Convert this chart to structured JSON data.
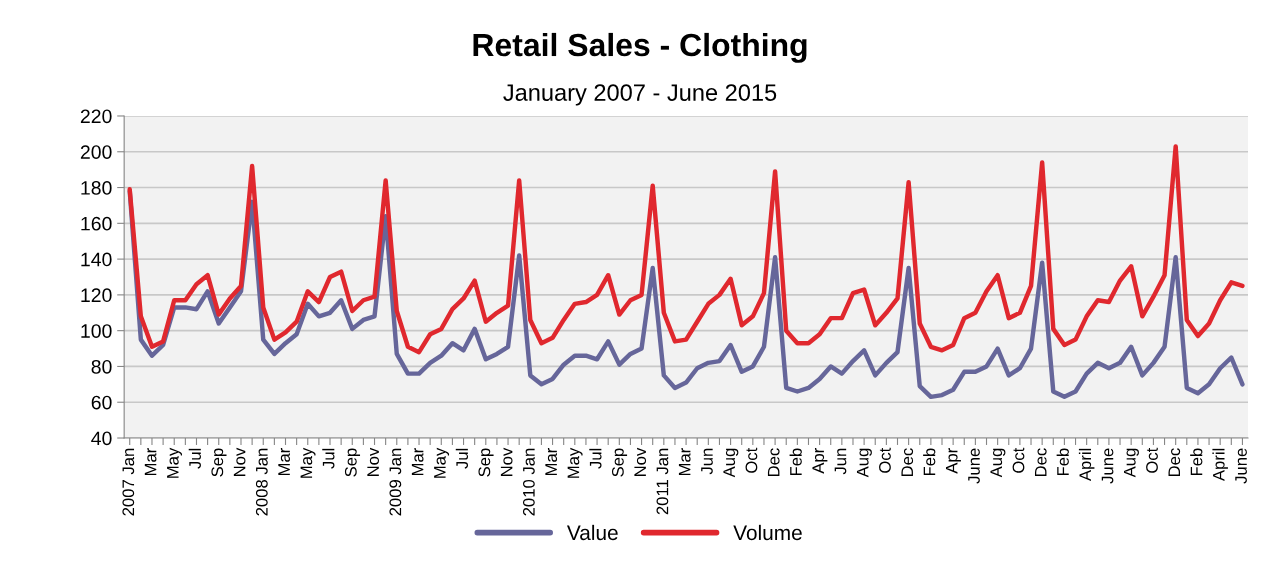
{
  "chart_data": {
    "type": "line",
    "title": "Retail Sales - Clothing",
    "subtitle": "January 2007 - June 2015",
    "categories": [
      "2007 Jan",
      null,
      "Mar",
      null,
      "May",
      null,
      "Jul",
      null,
      "Sep",
      null,
      "Nov",
      null,
      "2008 Jan",
      null,
      "Mar",
      null,
      "May",
      null,
      "Jul",
      null,
      "Sep",
      null,
      "Nov",
      null,
      "2009 Jan",
      null,
      "Mar",
      null,
      "May",
      null,
      "Jul",
      null,
      "Sep",
      null,
      "Nov",
      null,
      "2010 Jan",
      null,
      "Mar",
      null,
      "May",
      null,
      "Jul",
      null,
      "Sep",
      null,
      "Nov",
      null,
      "2011 Jan",
      null,
      "Mar",
      null,
      "Jun",
      null,
      "Aug",
      null,
      "Oct",
      null,
      "Dec",
      null,
      "Feb",
      null,
      "Apr",
      null,
      "Jun",
      null,
      "Aug",
      null,
      "Oct",
      null,
      "Dec",
      null,
      "Feb",
      null,
      "Apr",
      null,
      "June",
      null,
      "Aug",
      null,
      "Oct",
      null,
      "Dec",
      null,
      "Feb",
      null,
      "April",
      null,
      "June",
      null,
      "Aug",
      null,
      "Oct",
      null,
      "Dec",
      null,
      "Feb",
      null,
      "April",
      null,
      "June"
    ],
    "series": [
      {
        "name": "Value",
        "color": "#66669a",
        "values": [
          178,
          95,
          86,
          92,
          113,
          113,
          112,
          122,
          104,
          113,
          122,
          172,
          95,
          87,
          93,
          98,
          115,
          108,
          110,
          117,
          101,
          106,
          108,
          164,
          87,
          76,
          76,
          82,
          86,
          93,
          89,
          101,
          84,
          87,
          91,
          142,
          75,
          70,
          73,
          81,
          86,
          86,
          84,
          94,
          81,
          87,
          90,
          135,
          75,
          68,
          71,
          79,
          82,
          83,
          92,
          77,
          80,
          91,
          141,
          68,
          66,
          68,
          73,
          80,
          76,
          83,
          89,
          75,
          82,
          88,
          135,
          69,
          63,
          64,
          67,
          77,
          77,
          80,
          90,
          75,
          79,
          90,
          138,
          66,
          63,
          66,
          76,
          82,
          79,
          82,
          91,
          75,
          82,
          91,
          141,
          68,
          65,
          70,
          79,
          85,
          70
        ]
      },
      {
        "name": "Volume",
        "color": "#e0282e",
        "values": [
          179,
          108,
          91,
          94,
          117,
          117,
          126,
          131,
          109,
          118,
          125,
          192,
          113,
          95,
          99,
          105,
          122,
          116,
          130,
          133,
          111,
          117,
          119,
          184,
          111,
          91,
          88,
          98,
          101,
          112,
          118,
          128,
          105,
          110,
          114,
          184,
          106,
          93,
          96,
          106,
          115,
          116,
          120,
          131,
          109,
          117,
          120,
          181,
          110,
          94,
          95,
          105,
          115,
          120,
          129,
          103,
          108,
          121,
          189,
          100,
          93,
          93,
          98,
          107,
          107,
          121,
          123,
          103,
          110,
          118,
          183,
          104,
          91,
          89,
          92,
          107,
          110,
          122,
          131,
          107,
          110,
          125,
          194,
          101,
          92,
          95,
          108,
          117,
          116,
          128,
          136,
          108,
          119,
          131,
          203,
          106,
          97,
          104,
          117,
          127,
          125
        ]
      }
    ],
    "ylim": [
      40,
      220
    ],
    "yticks": [
      40,
      60,
      80,
      100,
      120,
      140,
      160,
      180,
      200,
      220
    ],
    "grid": "y",
    "legend": "bottom",
    "marker": "none",
    "line_style": "solid"
  }
}
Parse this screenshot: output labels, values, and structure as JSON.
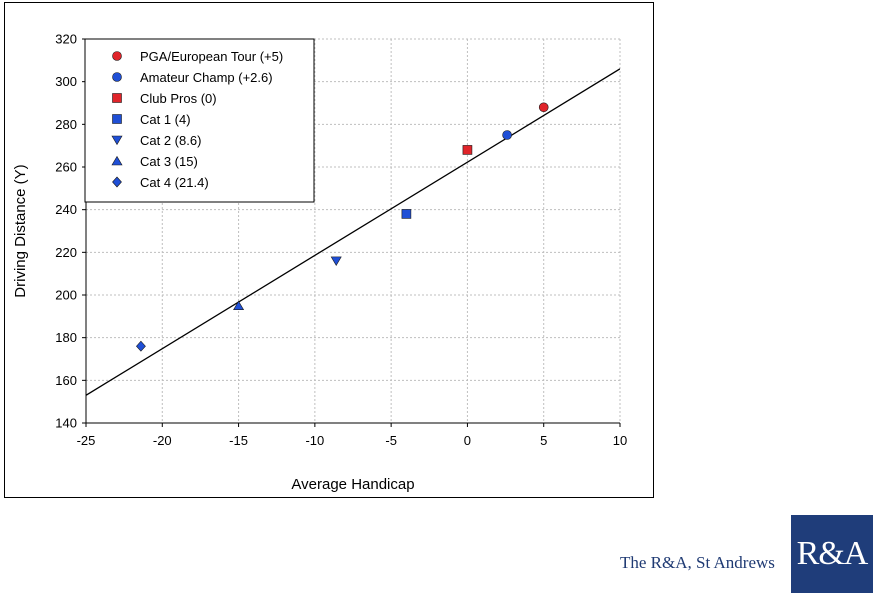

###

| STATED TASK |
Filter the records for lines holding the string "this". Copy each one.

| EXERCISE SOLUTION |
Convert this chart to structured JSON data.
Parse this screenshot: output labels, values, and structure as JSON.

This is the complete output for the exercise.